Required work – Every record below should be written out exactly; pictures stay out.

Extracted entries –
——

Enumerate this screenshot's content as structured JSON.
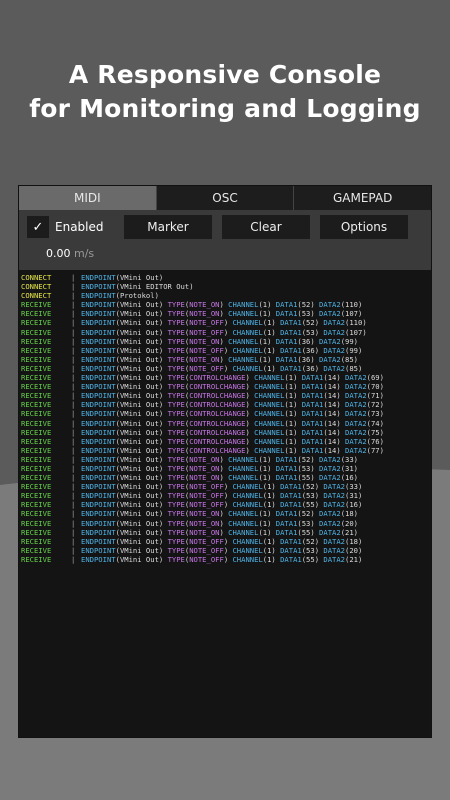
{
  "promo": {
    "line1": "A Responsive Console",
    "line2": "for Monitoring and Logging"
  },
  "tabs": [
    {
      "label": "MIDI",
      "active": true
    },
    {
      "label": "OSC",
      "active": false
    },
    {
      "label": "GAMEPAD",
      "active": false
    }
  ],
  "toolbar": {
    "enabled_checked": true,
    "enabled_label": "Enabled",
    "marker_label": "Marker",
    "clear_label": "Clear",
    "options_label": "Options",
    "rate_value": "0.00",
    "rate_unit": "m/s"
  },
  "log": [
    {
      "kind": "CONNECT",
      "msg": "ENDPOINT(VMini Out)"
    },
    {
      "kind": "CONNECT",
      "msg": "ENDPOINT(VMini EDITOR Out)"
    },
    {
      "kind": "CONNECT",
      "msg": "ENDPOINT(Protokol)"
    },
    {
      "kind": "RECEIVE",
      "endpoint": "VMini Out",
      "type": "NOTE_ON",
      "channel": "1",
      "d1": "52",
      "d2": "110"
    },
    {
      "kind": "RECEIVE",
      "endpoint": "VMini Out",
      "type": "NOTE_ON",
      "channel": "1",
      "d1": "53",
      "d2": "107"
    },
    {
      "kind": "RECEIVE",
      "endpoint": "VMini Out",
      "type": "NOTE_OFF",
      "channel": "1",
      "d1": "52",
      "d2": "110"
    },
    {
      "kind": "RECEIVE",
      "endpoint": "VMini Out",
      "type": "NOTE_OFF",
      "channel": "1",
      "d1": "53",
      "d2": "107"
    },
    {
      "kind": "RECEIVE",
      "endpoint": "VMini Out",
      "type": "NOTE_ON",
      "channel": "1",
      "d1": "36",
      "d2": "99"
    },
    {
      "kind": "RECEIVE",
      "endpoint": "VMini Out",
      "type": "NOTE_OFF",
      "channel": "1",
      "d1": "36",
      "d2": "99"
    },
    {
      "kind": "RECEIVE",
      "endpoint": "VMini Out",
      "type": "NOTE_ON",
      "channel": "1",
      "d1": "36",
      "d2": "85"
    },
    {
      "kind": "RECEIVE",
      "endpoint": "VMini Out",
      "type": "NOTE_OFF",
      "channel": "1",
      "d1": "36",
      "d2": "85"
    },
    {
      "kind": "RECEIVE",
      "endpoint": "VMini Out",
      "type": "CONTROLCHANGE",
      "channel": "1",
      "d1": "14",
      "d2": "69"
    },
    {
      "kind": "RECEIVE",
      "endpoint": "VMini Out",
      "type": "CONTROLCHANGE",
      "channel": "1",
      "d1": "14",
      "d2": "70"
    },
    {
      "kind": "RECEIVE",
      "endpoint": "VMini Out",
      "type": "CONTROLCHANGE",
      "channel": "1",
      "d1": "14",
      "d2": "71"
    },
    {
      "kind": "RECEIVE",
      "endpoint": "VMini Out",
      "type": "CONTROLCHANGE",
      "channel": "1",
      "d1": "14",
      "d2": "72"
    },
    {
      "kind": "RECEIVE",
      "endpoint": "VMini Out",
      "type": "CONTROLCHANGE",
      "channel": "1",
      "d1": "14",
      "d2": "73"
    },
    {
      "kind": "RECEIVE",
      "endpoint": "VMini Out",
      "type": "CONTROLCHANGE",
      "channel": "1",
      "d1": "14",
      "d2": "74"
    },
    {
      "kind": "RECEIVE",
      "endpoint": "VMini Out",
      "type": "CONTROLCHANGE",
      "channel": "1",
      "d1": "14",
      "d2": "75"
    },
    {
      "kind": "RECEIVE",
      "endpoint": "VMini Out",
      "type": "CONTROLCHANGE",
      "channel": "1",
      "d1": "14",
      "d2": "76"
    },
    {
      "kind": "RECEIVE",
      "endpoint": "VMini Out",
      "type": "CONTROLCHANGE",
      "channel": "1",
      "d1": "14",
      "d2": "77"
    },
    {
      "kind": "RECEIVE",
      "endpoint": "VMini Out",
      "type": "NOTE_ON",
      "channel": "1",
      "d1": "52",
      "d2": "33"
    },
    {
      "kind": "RECEIVE",
      "endpoint": "VMini Out",
      "type": "NOTE_ON",
      "channel": "1",
      "d1": "53",
      "d2": "31"
    },
    {
      "kind": "RECEIVE",
      "endpoint": "VMini Out",
      "type": "NOTE_ON",
      "channel": "1",
      "d1": "55",
      "d2": "16"
    },
    {
      "kind": "RECEIVE",
      "endpoint": "VMini Out",
      "type": "NOTE_OFF",
      "channel": "1",
      "d1": "52",
      "d2": "33"
    },
    {
      "kind": "RECEIVE",
      "endpoint": "VMini Out",
      "type": "NOTE_OFF",
      "channel": "1",
      "d1": "53",
      "d2": "31"
    },
    {
      "kind": "RECEIVE",
      "endpoint": "VMini Out",
      "type": "NOTE_OFF",
      "channel": "1",
      "d1": "55",
      "d2": "16"
    },
    {
      "kind": "RECEIVE",
      "endpoint": "VMini Out",
      "type": "NOTE_ON",
      "channel": "1",
      "d1": "52",
      "d2": "18"
    },
    {
      "kind": "RECEIVE",
      "endpoint": "VMini Out",
      "type": "NOTE_ON",
      "channel": "1",
      "d1": "53",
      "d2": "20"
    },
    {
      "kind": "RECEIVE",
      "endpoint": "VMini Out",
      "type": "NOTE_ON",
      "channel": "1",
      "d1": "55",
      "d2": "21"
    },
    {
      "kind": "RECEIVE",
      "endpoint": "VMini Out",
      "type": "NOTE_OFF",
      "channel": "1",
      "d1": "52",
      "d2": "18"
    },
    {
      "kind": "RECEIVE",
      "endpoint": "VMini Out",
      "type": "NOTE_OFF",
      "channel": "1",
      "d1": "53",
      "d2": "20"
    },
    {
      "kind": "RECEIVE",
      "endpoint": "VMini Out",
      "type": "NOTE_OFF",
      "channel": "1",
      "d1": "55",
      "d2": "21"
    }
  ],
  "colors": {
    "connect": "#e8e84a",
    "receive": "#68d24c",
    "endpoint": "#4fb3e6",
    "type": "#c776e6",
    "active_tab": "#6a6a6a"
  }
}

——

Exercise response –
Enumerate this screenshot's content as structured JSON.
{
  "promo": {
    "line1": "A Responsive Console",
    "line2": "for Monitoring and Logging"
  },
  "tabs": [
    {
      "label": "MIDI",
      "active": true
    },
    {
      "label": "OSC",
      "active": false
    },
    {
      "label": "GAMEPAD",
      "active": false
    }
  ],
  "toolbar": {
    "enabled_checked": true,
    "enabled_label": "Enabled",
    "marker_label": "Marker",
    "clear_label": "Clear",
    "options_label": "Options",
    "rate_value": "0.00",
    "rate_unit": "m/s"
  },
  "log": [
    {
      "kind": "CONNECT",
      "msg": "ENDPOINT(VMini Out)"
    },
    {
      "kind": "CONNECT",
      "msg": "ENDPOINT(VMini EDITOR Out)"
    },
    {
      "kind": "CONNECT",
      "msg": "ENDPOINT(Protokol)"
    },
    {
      "kind": "RECEIVE",
      "endpoint": "VMini Out",
      "type": "NOTE_ON",
      "channel": "1",
      "d1": "52",
      "d2": "110"
    },
    {
      "kind": "RECEIVE",
      "endpoint": "VMini Out",
      "type": "NOTE_ON",
      "channel": "1",
      "d1": "53",
      "d2": "107"
    },
    {
      "kind": "RECEIVE",
      "endpoint": "VMini Out",
      "type": "NOTE_OFF",
      "channel": "1",
      "d1": "52",
      "d2": "110"
    },
    {
      "kind": "RECEIVE",
      "endpoint": "VMini Out",
      "type": "NOTE_OFF",
      "channel": "1",
      "d1": "53",
      "d2": "107"
    },
    {
      "kind": "RECEIVE",
      "endpoint": "VMini Out",
      "type": "NOTE_ON",
      "channel": "1",
      "d1": "36",
      "d2": "99"
    },
    {
      "kind": "RECEIVE",
      "endpoint": "VMini Out",
      "type": "NOTE_OFF",
      "channel": "1",
      "d1": "36",
      "d2": "99"
    },
    {
      "kind": "RECEIVE",
      "endpoint": "VMini Out",
      "type": "NOTE_ON",
      "channel": "1",
      "d1": "36",
      "d2": "85"
    },
    {
      "kind": "RECEIVE",
      "endpoint": "VMini Out",
      "type": "NOTE_OFF",
      "channel": "1",
      "d1": "36",
      "d2": "85"
    },
    {
      "kind": "RECEIVE",
      "endpoint": "VMini Out",
      "type": "CONTROLCHANGE",
      "channel": "1",
      "d1": "14",
      "d2": "69"
    },
    {
      "kind": "RECEIVE",
      "endpoint": "VMini Out",
      "type": "CONTROLCHANGE",
      "channel": "1",
      "d1": "14",
      "d2": "70"
    },
    {
      "kind": "RECEIVE",
      "endpoint": "VMini Out",
      "type": "CONTROLCHANGE",
      "channel": "1",
      "d1": "14",
      "d2": "71"
    },
    {
      "kind": "RECEIVE",
      "endpoint": "VMini Out",
      "type": "CONTROLCHANGE",
      "channel": "1",
      "d1": "14",
      "d2": "72"
    },
    {
      "kind": "RECEIVE",
      "endpoint": "VMini Out",
      "type": "CONTROLCHANGE",
      "channel": "1",
      "d1": "14",
      "d2": "73"
    },
    {
      "kind": "RECEIVE",
      "endpoint": "VMini Out",
      "type": "CONTROLCHANGE",
      "channel": "1",
      "d1": "14",
      "d2": "74"
    },
    {
      "kind": "RECEIVE",
      "endpoint": "VMini Out",
      "type": "CONTROLCHANGE",
      "channel": "1",
      "d1": "14",
      "d2": "75"
    },
    {
      "kind": "RECEIVE",
      "endpoint": "VMini Out",
      "type": "CONTROLCHANGE",
      "channel": "1",
      "d1": "14",
      "d2": "76"
    },
    {
      "kind": "RECEIVE",
      "endpoint": "VMini Out",
      "type": "CONTROLCHANGE",
      "channel": "1",
      "d1": "14",
      "d2": "77"
    },
    {
      "kind": "RECEIVE",
      "endpoint": "VMini Out",
      "type": "NOTE_ON",
      "channel": "1",
      "d1": "52",
      "d2": "33"
    },
    {
      "kind": "RECEIVE",
      "endpoint": "VMini Out",
      "type": "NOTE_ON",
      "channel": "1",
      "d1": "53",
      "d2": "31"
    },
    {
      "kind": "RECEIVE",
      "endpoint": "VMini Out",
      "type": "NOTE_ON",
      "channel": "1",
      "d1": "55",
      "d2": "16"
    },
    {
      "kind": "RECEIVE",
      "endpoint": "VMini Out",
      "type": "NOTE_OFF",
      "channel": "1",
      "d1": "52",
      "d2": "33"
    },
    {
      "kind": "RECEIVE",
      "endpoint": "VMini Out",
      "type": "NOTE_OFF",
      "channel": "1",
      "d1": "53",
      "d2": "31"
    },
    {
      "kind": "RECEIVE",
      "endpoint": "VMini Out",
      "type": "NOTE_OFF",
      "channel": "1",
      "d1": "55",
      "d2": "16"
    },
    {
      "kind": "RECEIVE",
      "endpoint": "VMini Out",
      "type": "NOTE_ON",
      "channel": "1",
      "d1": "52",
      "d2": "18"
    },
    {
      "kind": "RECEIVE",
      "endpoint": "VMini Out",
      "type": "NOTE_ON",
      "channel": "1",
      "d1": "53",
      "d2": "20"
    },
    {
      "kind": "RECEIVE",
      "endpoint": "VMini Out",
      "type": "NOTE_ON",
      "channel": "1",
      "d1": "55",
      "d2": "21"
    },
    {
      "kind": "RECEIVE",
      "endpoint": "VMini Out",
      "type": "NOTE_OFF",
      "channel": "1",
      "d1": "52",
      "d2": "18"
    },
    {
      "kind": "RECEIVE",
      "endpoint": "VMini Out",
      "type": "NOTE_OFF",
      "channel": "1",
      "d1": "53",
      "d2": "20"
    },
    {
      "kind": "RECEIVE",
      "endpoint": "VMini Out",
      "type": "NOTE_OFF",
      "channel": "1",
      "d1": "55",
      "d2": "21"
    }
  ],
  "colors": {
    "connect": "#e8e84a",
    "receive": "#68d24c",
    "endpoint": "#4fb3e6",
    "type": "#c776e6",
    "active_tab": "#6a6a6a"
  }
}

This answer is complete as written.